[Begin INPUT FOR THIS TASK]

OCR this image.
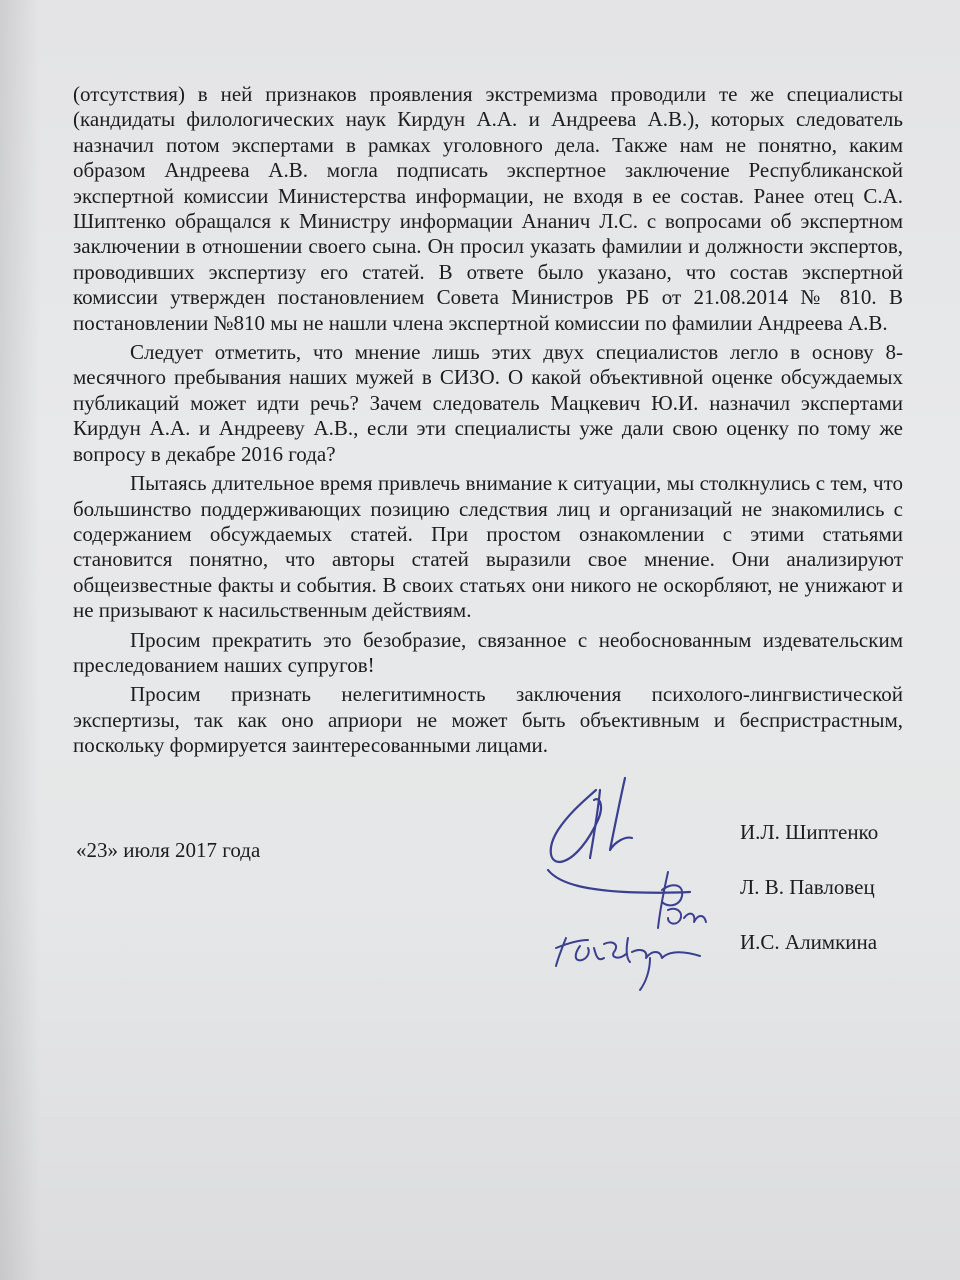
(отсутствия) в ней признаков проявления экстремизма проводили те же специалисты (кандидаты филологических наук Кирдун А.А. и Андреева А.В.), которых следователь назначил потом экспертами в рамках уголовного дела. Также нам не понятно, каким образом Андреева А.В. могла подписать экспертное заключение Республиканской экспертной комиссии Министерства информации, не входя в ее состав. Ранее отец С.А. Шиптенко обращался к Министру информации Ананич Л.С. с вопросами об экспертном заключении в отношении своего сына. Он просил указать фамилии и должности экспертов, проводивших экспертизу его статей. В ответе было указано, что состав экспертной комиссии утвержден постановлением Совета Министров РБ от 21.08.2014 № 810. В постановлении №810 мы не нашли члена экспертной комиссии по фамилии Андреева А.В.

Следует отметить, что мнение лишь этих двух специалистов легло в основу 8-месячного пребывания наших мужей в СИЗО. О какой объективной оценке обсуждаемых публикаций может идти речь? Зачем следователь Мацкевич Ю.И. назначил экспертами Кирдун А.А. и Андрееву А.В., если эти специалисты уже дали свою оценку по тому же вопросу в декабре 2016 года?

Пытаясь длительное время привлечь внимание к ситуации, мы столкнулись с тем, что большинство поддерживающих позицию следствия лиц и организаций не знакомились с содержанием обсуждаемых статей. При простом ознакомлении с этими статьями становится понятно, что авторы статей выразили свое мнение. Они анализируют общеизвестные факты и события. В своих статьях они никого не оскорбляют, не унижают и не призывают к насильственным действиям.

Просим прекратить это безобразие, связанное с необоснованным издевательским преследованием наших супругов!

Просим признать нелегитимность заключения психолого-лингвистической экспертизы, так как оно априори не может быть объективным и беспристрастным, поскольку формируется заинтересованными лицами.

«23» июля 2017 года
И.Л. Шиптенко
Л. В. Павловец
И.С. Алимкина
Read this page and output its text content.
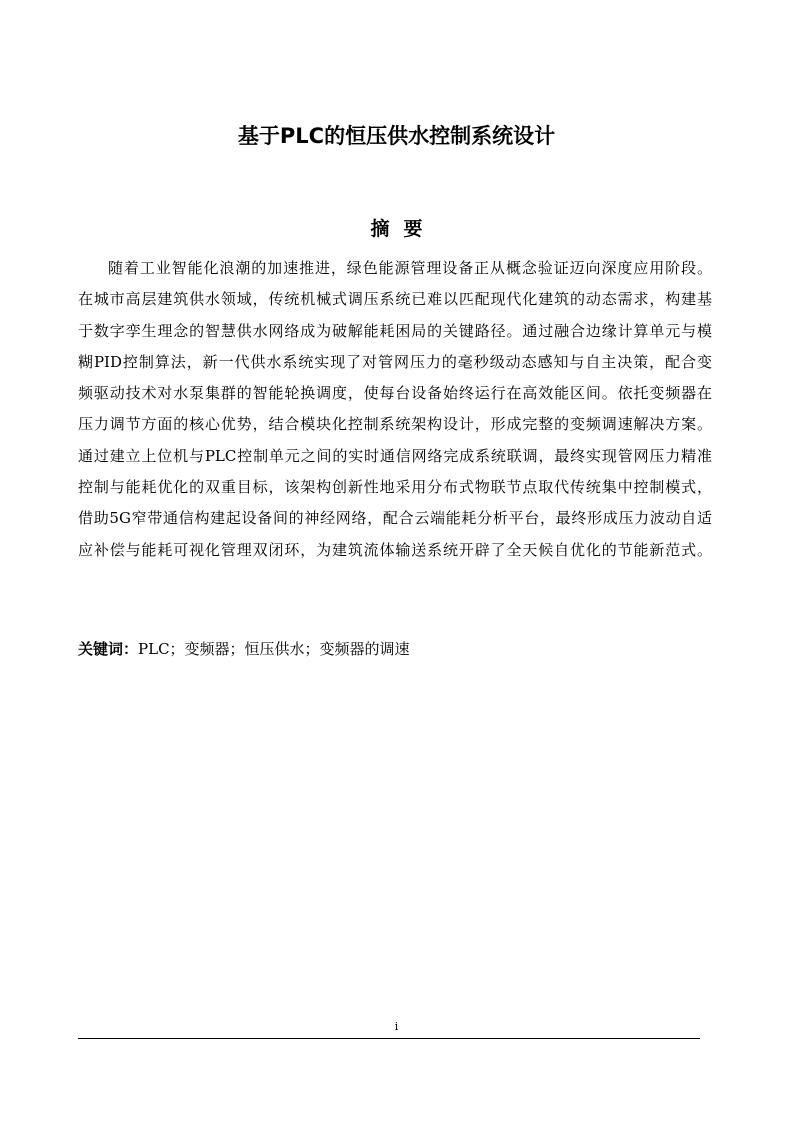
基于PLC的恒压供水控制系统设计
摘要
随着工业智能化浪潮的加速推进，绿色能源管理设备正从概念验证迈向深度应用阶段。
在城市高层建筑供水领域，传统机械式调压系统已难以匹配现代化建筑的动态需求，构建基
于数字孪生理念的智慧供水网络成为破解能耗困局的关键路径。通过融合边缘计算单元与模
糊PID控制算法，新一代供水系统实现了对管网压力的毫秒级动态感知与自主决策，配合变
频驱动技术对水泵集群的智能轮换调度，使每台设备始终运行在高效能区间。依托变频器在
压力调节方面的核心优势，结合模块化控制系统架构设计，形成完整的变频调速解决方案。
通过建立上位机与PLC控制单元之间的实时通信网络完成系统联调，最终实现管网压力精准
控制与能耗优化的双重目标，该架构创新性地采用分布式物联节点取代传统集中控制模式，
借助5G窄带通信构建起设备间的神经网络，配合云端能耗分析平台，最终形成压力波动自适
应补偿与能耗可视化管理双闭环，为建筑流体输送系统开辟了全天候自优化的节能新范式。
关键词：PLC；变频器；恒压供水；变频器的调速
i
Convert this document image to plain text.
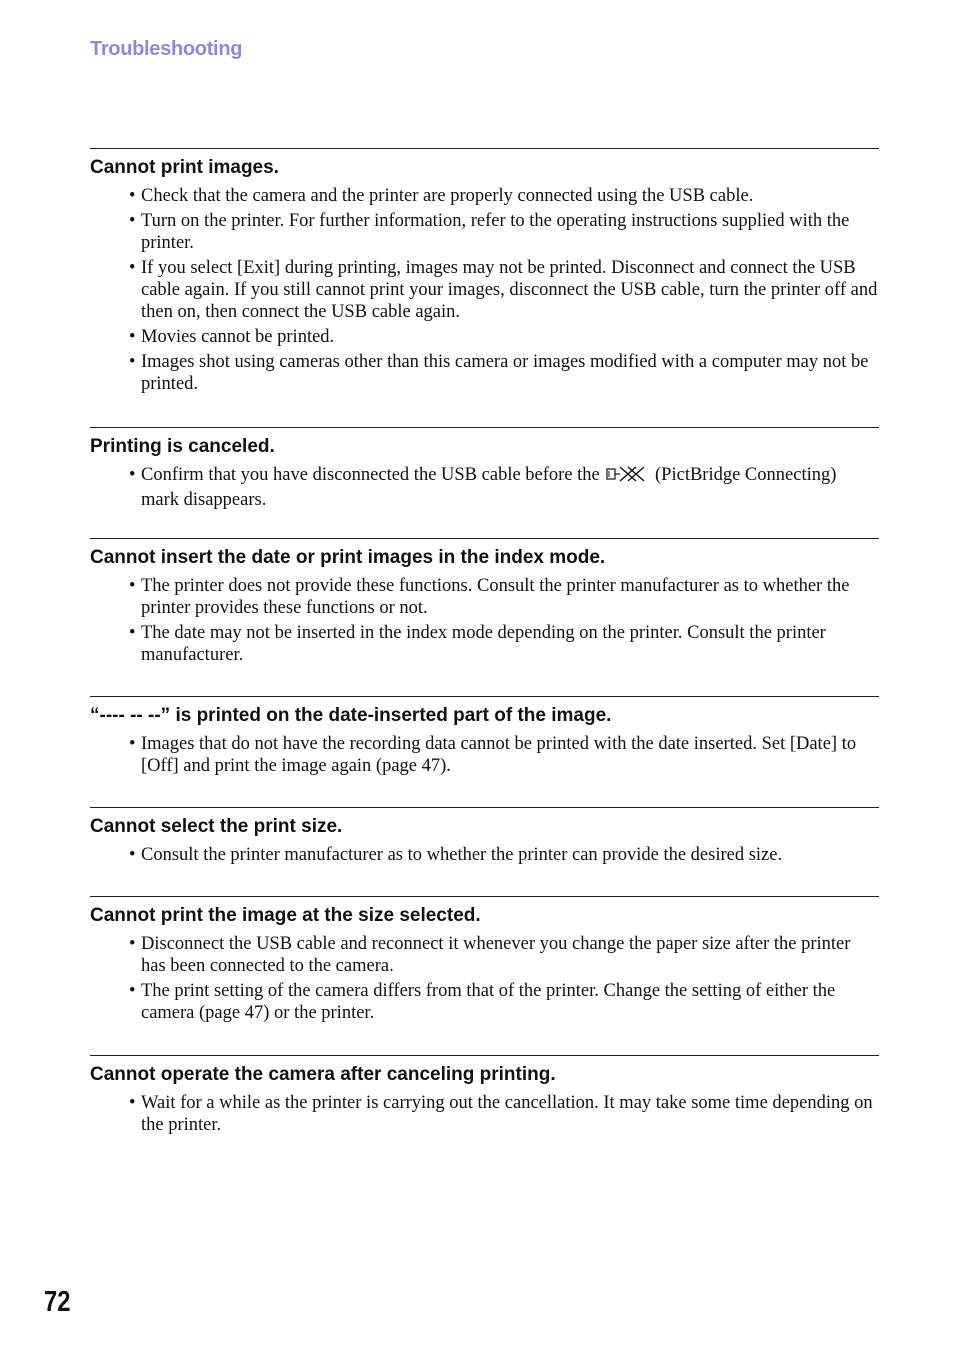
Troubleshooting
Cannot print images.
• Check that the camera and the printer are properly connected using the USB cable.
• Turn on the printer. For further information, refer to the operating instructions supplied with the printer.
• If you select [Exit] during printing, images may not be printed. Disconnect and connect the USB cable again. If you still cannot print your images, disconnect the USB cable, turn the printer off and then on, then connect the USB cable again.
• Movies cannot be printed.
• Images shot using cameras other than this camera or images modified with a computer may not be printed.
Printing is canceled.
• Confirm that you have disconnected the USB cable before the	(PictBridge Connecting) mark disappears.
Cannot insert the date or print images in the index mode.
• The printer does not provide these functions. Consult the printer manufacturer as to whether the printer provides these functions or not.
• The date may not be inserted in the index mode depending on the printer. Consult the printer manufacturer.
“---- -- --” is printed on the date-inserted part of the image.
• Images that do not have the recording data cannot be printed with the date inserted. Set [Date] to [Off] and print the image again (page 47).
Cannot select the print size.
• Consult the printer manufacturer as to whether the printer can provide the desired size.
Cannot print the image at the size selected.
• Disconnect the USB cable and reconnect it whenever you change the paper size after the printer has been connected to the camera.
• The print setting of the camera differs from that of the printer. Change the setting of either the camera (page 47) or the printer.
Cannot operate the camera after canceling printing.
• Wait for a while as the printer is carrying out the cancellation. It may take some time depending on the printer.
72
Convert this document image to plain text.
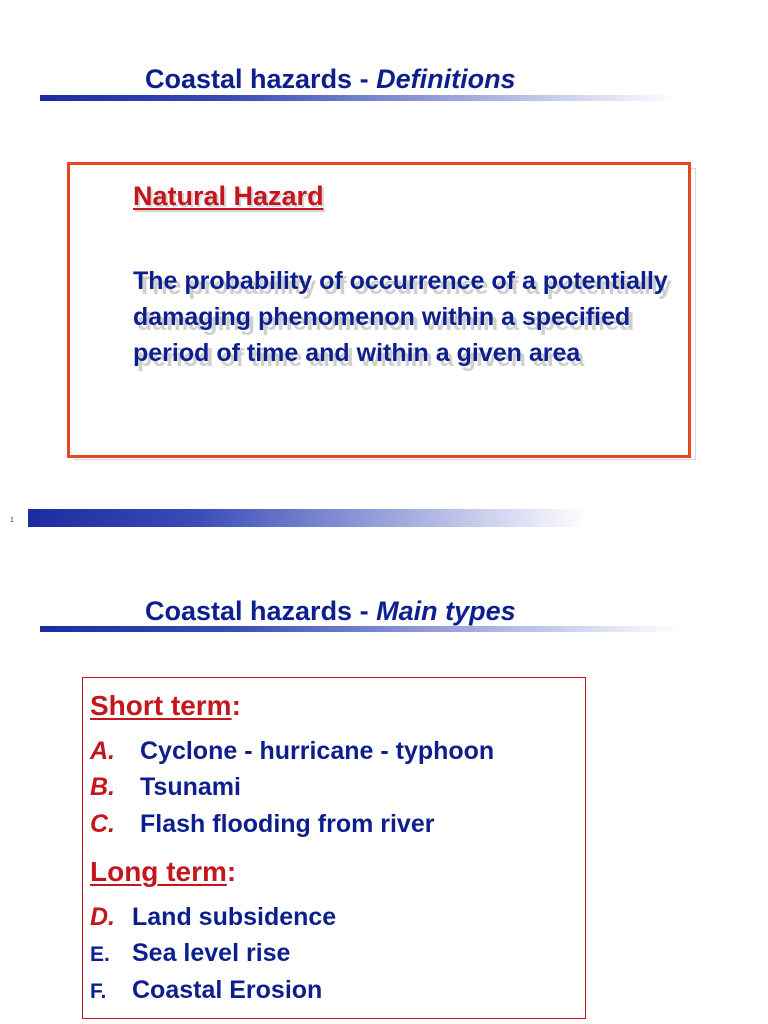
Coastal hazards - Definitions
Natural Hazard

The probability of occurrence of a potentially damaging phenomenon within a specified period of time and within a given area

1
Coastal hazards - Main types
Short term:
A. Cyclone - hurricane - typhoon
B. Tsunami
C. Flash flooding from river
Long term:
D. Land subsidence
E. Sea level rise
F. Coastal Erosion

[End INPUT FOR THIS TASK]

_SHORT TASK_
Leave the images out, please, and restate each line word for word.

_OUTPUT BELOW_
OCR this image.
(отсутствия) в ней признаков проявления экстремизма проводили те же специалисты (кандидаты филологических наук Кирдун А.А. и Андреева А.В.), которых следователь назначил потом экспертами в рамках уголовного дела. Также нам не понятно, каким образом Андреева А.В. могла подписать экспертное заключение Республиканской экспертной комиссии Министерства информации, не входя в ее состав. Ранее отец С.А. Шиптенко обращался к Министру информации Ананич Л.С. с вопросами об экспертном заключении в отношении своего сына. Он просил указать фамилии и должности экспертов, проводивших экспертизу его статей. В ответе было указано, что состав экспертной комиссии утвержден постановлением Совета Министров РБ от 21.08.2014 № 810. В постановлении №810 мы не нашли члена экспертной комиссии по фамилии Андреева А.В.

Следует отметить, что мнение лишь этих двух специалистов легло в основу 8-месячного пребывания наших мужей в СИЗО. О какой объективной оценке обсуждаемых публикаций может идти речь? Зачем следователь Мацкевич Ю.И. назначил экспертами Кирдун А.А. и Андрееву А.В., если эти специалисты уже дали свою оценку по тому же вопросу в декабре 2016 года?

Пытаясь длительное время привлечь внимание к ситуации, мы столкнулись с тем, что большинство поддерживающих позицию следствия лиц и организаций не знакомились с содержанием обсуждаемых статей. При простом ознакомлении с этими статьями становится понятно, что авторы статей выразили свое мнение. Они анализируют общеизвестные факты и события. В своих статьях они никого не оскорбляют, не унижают и не призывают к насильственным действиям.

Просим прекратить это безобразие, связанное с необоснованным издевательским преследованием наших супругов!

Просим признать нелегитимность заключения психолого-лингвистической экспертизы, так как оно априори не может быть объективным и беспристрастным, поскольку формируется заинтересованными лицами.

«23» июля 2017 года
И.Л. Шиптенко
Л. В. Павловец
И.С. Алимкина
Read this page and output its text content.
基于PLC的恒压供水控制系统设计
摘要
随着工业智能化浪潮的加速推进，绿色能源管理设备正从概念验证迈向深度应用阶段。
在城市高层建筑供水领域，传统机械式调压系统已难以匹配现代化建筑的动态需求，构建基
于数字孪生理念的智慧供水网络成为破解能耗困局的关键路径。通过融合边缘计算单元与模
糊PID控制算法，新一代供水系统实现了对管网压力的毫秒级动态感知与自主决策，配合变
频驱动技术对水泵集群的智能轮换调度，使每台设备始终运行在高效能区间。依托变频器在
压力调节方面的核心优势，结合模块化控制系统架构设计，形成完整的变频调速解决方案。
通过建立上位机与PLC控制单元之间的实时通信网络完成系统联调，最终实现管网压力精准
控制与能耗优化的双重目标，该架构创新性地采用分布式物联节点取代传统集中控制模式，
借助5G窄带通信构建起设备间的神经网络，配合云端能耗分析平台，最终形成压力波动自适
应补偿与能耗可视化管理双闭环，为建筑流体输送系统开辟了全天候自优化的节能新范式。
关键词：PLC；变频器；恒压供水；变频器的调速
i
Convert this document image to plain text.
Troubleshooting
Cannot print images.
• Check that the camera and the printer are properly connected using the USB cable.
• Turn on the printer. For further information, refer to the operating instructions supplied with the printer.
• If you select [Exit] during printing, images may not be printed. Disconnect and connect the USB cable again. If you still cannot print your images, disconnect the USB cable, turn the printer off and then on, then connect the USB cable again.
• Movies cannot be printed.
• Images shot using cameras other than this camera or images modified with a computer may not be printed.
Printing is canceled.
• Confirm that you have disconnected the USB cable before the	(PictBridge Connecting) mark disappears.
Cannot insert the date or print images in the index mode.
• The printer does not provide these functions. Consult the printer manufacturer as to whether the printer provides these functions or not.
• The date may not be inserted in the index mode depending on the printer. Consult the printer manufacturer.
“---- -- --” is printed on the date-inserted part of the image.
• Images that do not have the recording data cannot be printed with the date inserted. Set [Date] to [Off] and print the image again (page 47).
Cannot select the print size.
• Consult the printer manufacturer as to whether the printer can provide the desired size.
Cannot print the image at the size selected.
• Disconnect the USB cable and reconnect it whenever you change the paper size after the printer has been connected to the camera.
• The print setting of the camera differs from that of the printer. Change the setting of either the camera (page 47) or the printer.
Cannot operate the camera after canceling printing.
• Wait for a while as the printer is carrying out the cancellation. It may take some time depending on the printer.
72
Convert this document image to plain text.
Coastal hazards - Definitions
Natural Hazard

The probability of occurrence of a potentially damaging phenomenon within a specified period of time and within a given area

1
Coastal hazards - Main types
Short term:
A. Cyclone - hurricane - typhoon
B. Tsunami
C. Flash flooding from river
Long term:
D. Land subsidence
E. Sea level rise
F. Coastal Erosion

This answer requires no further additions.